[Work to be completed] Extract each line of the material below that contains the string "home", and copy every such line in full.

[Extracted entries]
-- -- --

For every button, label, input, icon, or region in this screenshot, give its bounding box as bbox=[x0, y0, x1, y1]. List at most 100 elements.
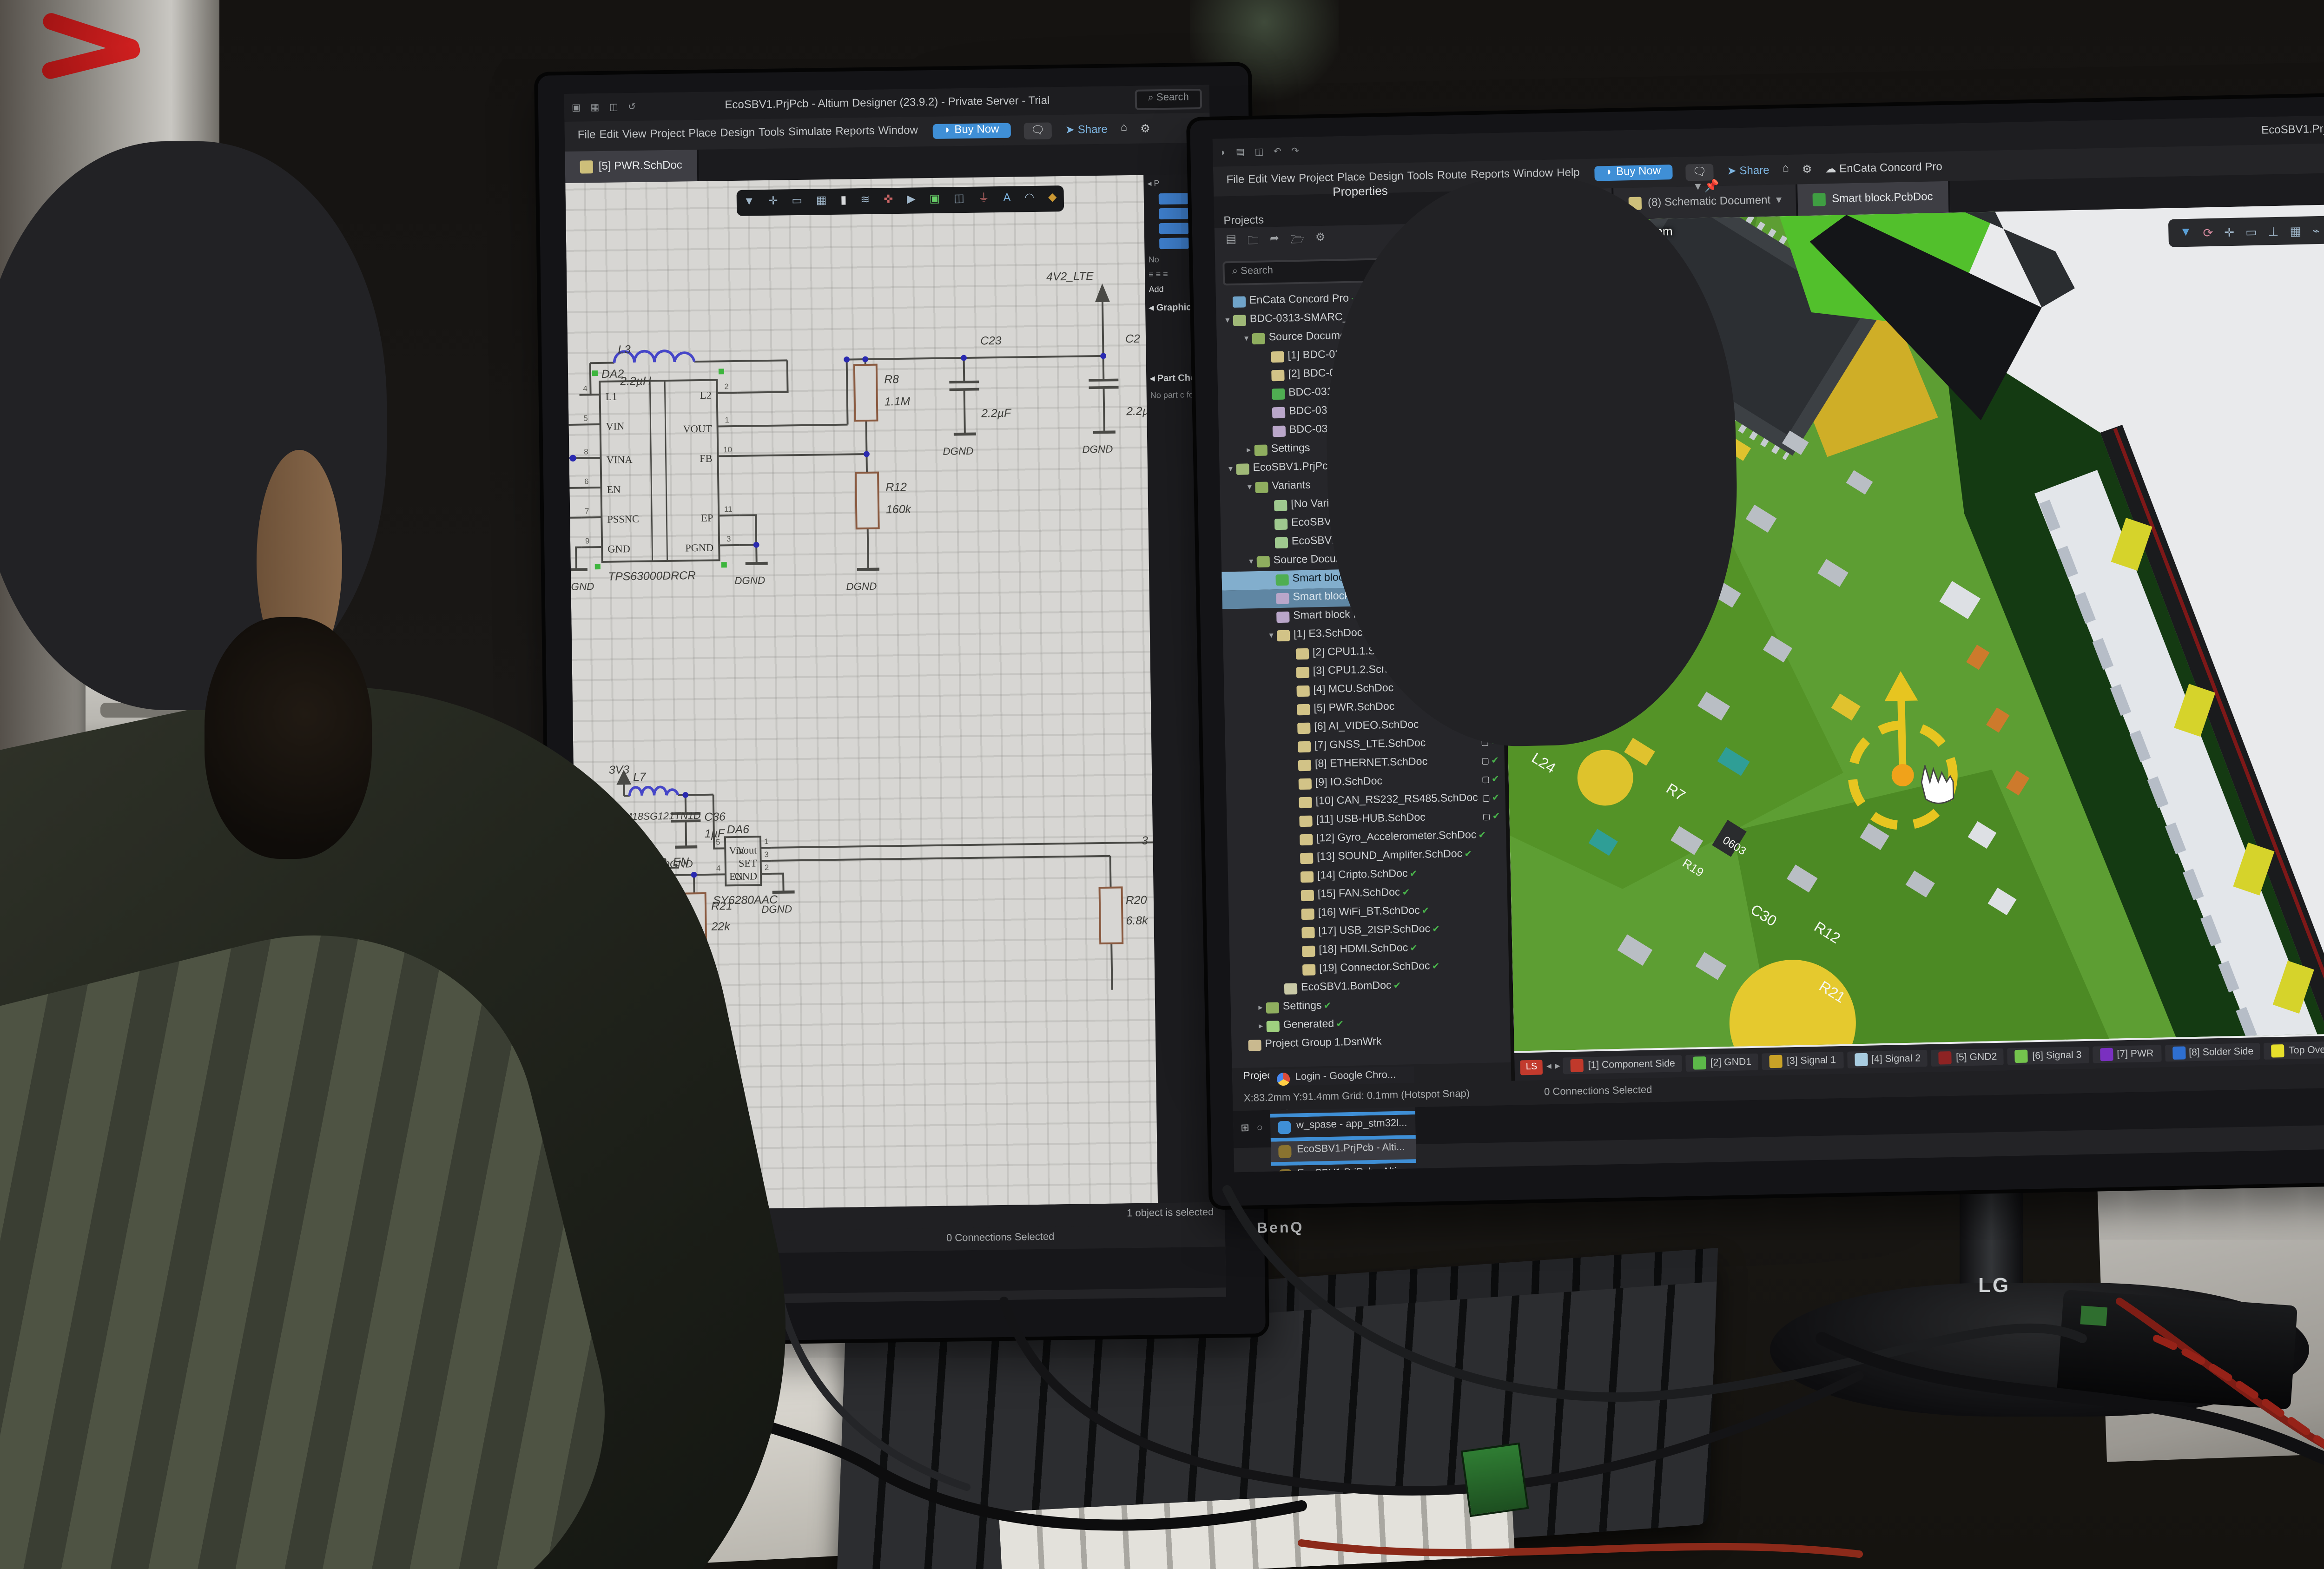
capacitor-c2[interactable] bbox=[1089, 380, 1118, 388]
menu-item[interactable]: File bbox=[576, 129, 598, 144]
gear-icon[interactable]: ⚙ bbox=[1140, 122, 1150, 135]
menu-item[interactable]: View bbox=[1269, 172, 1297, 188]
account-chip[interactable]: ☁ EnCata Concord Pro bbox=[1825, 160, 1942, 175]
menu-item[interactable]: Tools bbox=[757, 126, 787, 141]
doc-tab-pwr[interactable]: [5] PWR.SchDoc bbox=[565, 150, 699, 183]
save-icon[interactable]: ▤ bbox=[1226, 233, 1237, 252]
home-icon[interactable]: ⌂ bbox=[1121, 123, 1128, 134]
menu-item[interactable]: View bbox=[621, 128, 648, 143]
select-rect-icon[interactable]: ▭ bbox=[792, 189, 802, 215]
expand-icon[interactable] bbox=[1263, 524, 1274, 525]
expand-icon[interactable]: ▾ bbox=[1246, 556, 1257, 567]
arc-icon[interactable]: ◠ bbox=[1024, 186, 1035, 212]
resistor-r21[interactable] bbox=[683, 893, 706, 949]
menu-item[interactable]: Edit bbox=[597, 128, 621, 144]
folder-icon[interactable]: 🗁 bbox=[1290, 232, 1305, 251]
layer-set-button[interactable]: LS bbox=[1520, 1059, 1543, 1074]
taskbar-app[interactable]: w_spa... bbox=[601, 1263, 681, 1288]
menu-item[interactable]: Window bbox=[876, 124, 920, 139]
layer-scroll-left-icon[interactable]: ◂ bbox=[1546, 1061, 1552, 1072]
layer-tab[interactable]: Top Overlay bbox=[2265, 1041, 2324, 1060]
share-button[interactable]: ➤ Share bbox=[1065, 123, 1108, 136]
layer-tab[interactable]: [8] Solder Side bbox=[2165, 1043, 2261, 1061]
resistor-r20[interactable] bbox=[1100, 887, 1123, 943]
search-icon[interactable]: ○ bbox=[1257, 1123, 1263, 1134]
layer-tab[interactable]: [6] Signal 3 bbox=[2008, 1047, 2089, 1065]
resistor-r8[interactable] bbox=[854, 365, 878, 421]
measure-icon[interactable]: ⊥ bbox=[2268, 224, 2278, 238]
home-icon[interactable]: ⌂ bbox=[1782, 164, 1789, 175]
wire-icon[interactable]: ≋ bbox=[860, 188, 870, 214]
probe-icon[interactable]: ▶ bbox=[907, 187, 916, 213]
expand-icon[interactable] bbox=[1289, 858, 1300, 859]
layer-tab[interactable]: [3] Signal 1 bbox=[1763, 1052, 1844, 1070]
move-icon[interactable]: ✛ bbox=[2224, 224, 2234, 239]
menu-item[interactable]: Place bbox=[687, 127, 719, 142]
menu-item[interactable]: Tools bbox=[1405, 170, 1435, 185]
buy-now-button[interactable]: ◗ Buy Now bbox=[933, 123, 1010, 139]
clipboard-icon[interactable]: ▮ bbox=[840, 189, 847, 215]
search-input[interactable]: ⌕ Search bbox=[1135, 89, 1202, 110]
component-icon[interactable]: ▦ bbox=[2290, 223, 2301, 238]
open-icon[interactable]: 🗀 bbox=[1248, 233, 1259, 251]
layer-tab[interactable]: [5] GND2 bbox=[1932, 1048, 2005, 1067]
layer-scroll-right-icon[interactable]: ▸ bbox=[1555, 1061, 1560, 1072]
route-icon[interactable]: ⌁ bbox=[2312, 223, 2320, 237]
expand-icon[interactable]: ▾ bbox=[1244, 482, 1255, 493]
diamond-icon[interactable]: ◆ bbox=[1048, 185, 1057, 211]
forward-icon[interactable]: ➦ bbox=[1270, 232, 1280, 251]
gear-icon[interactable]: ⚙ bbox=[1802, 163, 1812, 176]
expand-icon[interactable] bbox=[1286, 728, 1297, 729]
expand-icon[interactable]: ▸ bbox=[1243, 445, 1254, 456]
model-chip[interactable] bbox=[1159, 237, 1189, 249]
power-icon[interactable]: ⏚ bbox=[978, 186, 990, 212]
expand-icon[interactable] bbox=[1261, 431, 1273, 432]
share-button[interactable]: ➤ Share bbox=[1727, 164, 1769, 178]
expand-icon[interactable]: ▸ bbox=[1255, 1021, 1267, 1032]
junction-icon[interactable]: ✜ bbox=[884, 188, 893, 214]
filter-icon[interactable]: ▼ bbox=[2179, 226, 2192, 240]
app-icons[interactable]: ◗ ▤ ◫ ↶ ↷ bbox=[1220, 145, 1303, 158]
menu-item[interactable]: Route bbox=[1435, 169, 1469, 185]
comment-icon[interactable]: 🗨 bbox=[1685, 163, 1714, 180]
expand-icon[interactable]: ▾ bbox=[1241, 333, 1252, 344]
settings-icon[interactable]: ⚙ bbox=[1315, 231, 1326, 250]
schematic-canvas[interactable]: 4V2_LTE L3 2.2µH DA2 TPS63000DRCR R8 1.1… bbox=[565, 175, 1158, 1211]
tab-smart-block-pcbdoc[interactable]: Smart block.PcbDoc bbox=[1798, 181, 1950, 216]
taskbar-app[interactable]: w_spase - app_stm32l... bbox=[1270, 1114, 1415, 1140]
model-chip[interactable] bbox=[1159, 193, 1188, 204]
sheet-icon[interactable]: ▣ bbox=[929, 187, 940, 213]
expand-icon[interactable] bbox=[1290, 914, 1301, 915]
comment-icon[interactable]: 🗨 bbox=[1023, 121, 1052, 138]
buy-now-button[interactable]: ◗ Buy Now bbox=[1594, 165, 1672, 181]
taskbar-app[interactable]: EcoSBV... bbox=[602, 1287, 681, 1306]
menu-item[interactable]: File bbox=[1224, 173, 1246, 189]
expand-icon[interactable]: ▸ bbox=[1255, 1002, 1266, 1014]
expand-icon[interactable]: ▾ bbox=[1222, 315, 1233, 326]
expand-icon[interactable]: ▾ bbox=[1266, 630, 1277, 641]
model-chip[interactable] bbox=[1159, 223, 1189, 234]
move-icon[interactable]: ✛ bbox=[768, 190, 778, 216]
layer-tab[interactable]: [1] Component Side bbox=[1564, 1055, 1683, 1074]
taskbar-app[interactable]: EcoSBV1.PrjPcb - Alti... bbox=[1271, 1138, 1416, 1165]
expand-icon[interactable] bbox=[1291, 951, 1302, 952]
expand-icon[interactable] bbox=[1286, 691, 1297, 692]
capacitor-c23[interactable] bbox=[949, 382, 979, 390]
menu-item[interactable]: Project bbox=[1297, 171, 1335, 187]
expand-icon[interactable] bbox=[1265, 617, 1276, 618]
status-editor[interactable]: Editor bbox=[591, 1216, 618, 1228]
ic-icon[interactable]: ◫ bbox=[954, 187, 964, 213]
menu-item[interactable]: Project bbox=[648, 127, 687, 143]
component-da2[interactable] bbox=[600, 380, 719, 561]
select-rect-icon[interactable]: ▭ bbox=[2245, 224, 2257, 239]
text-icon[interactable]: A bbox=[1003, 186, 1011, 212]
component-icon[interactable]: ▦ bbox=[816, 189, 826, 215]
expand-icon[interactable] bbox=[1221, 302, 1233, 303]
filter-icon[interactable]: ▼ bbox=[743, 190, 755, 216]
model-chip[interactable] bbox=[1159, 208, 1188, 219]
expand-icon[interactable] bbox=[1285, 672, 1296, 673]
expand-icon[interactable]: ▾ bbox=[1225, 464, 1236, 475]
menu-item[interactable]: Edit bbox=[1246, 173, 1269, 188]
layer-tab[interactable]: [4] Signal 2 bbox=[1847, 1050, 1928, 1068]
menu-item[interactable]: Place bbox=[1335, 171, 1367, 186]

-- -- --

[Correct answer]
home-icon[interactable]: ⌂ bbox=[1121, 123, 1128, 134]
home-icon[interactable]: ⌂ bbox=[1782, 164, 1789, 175]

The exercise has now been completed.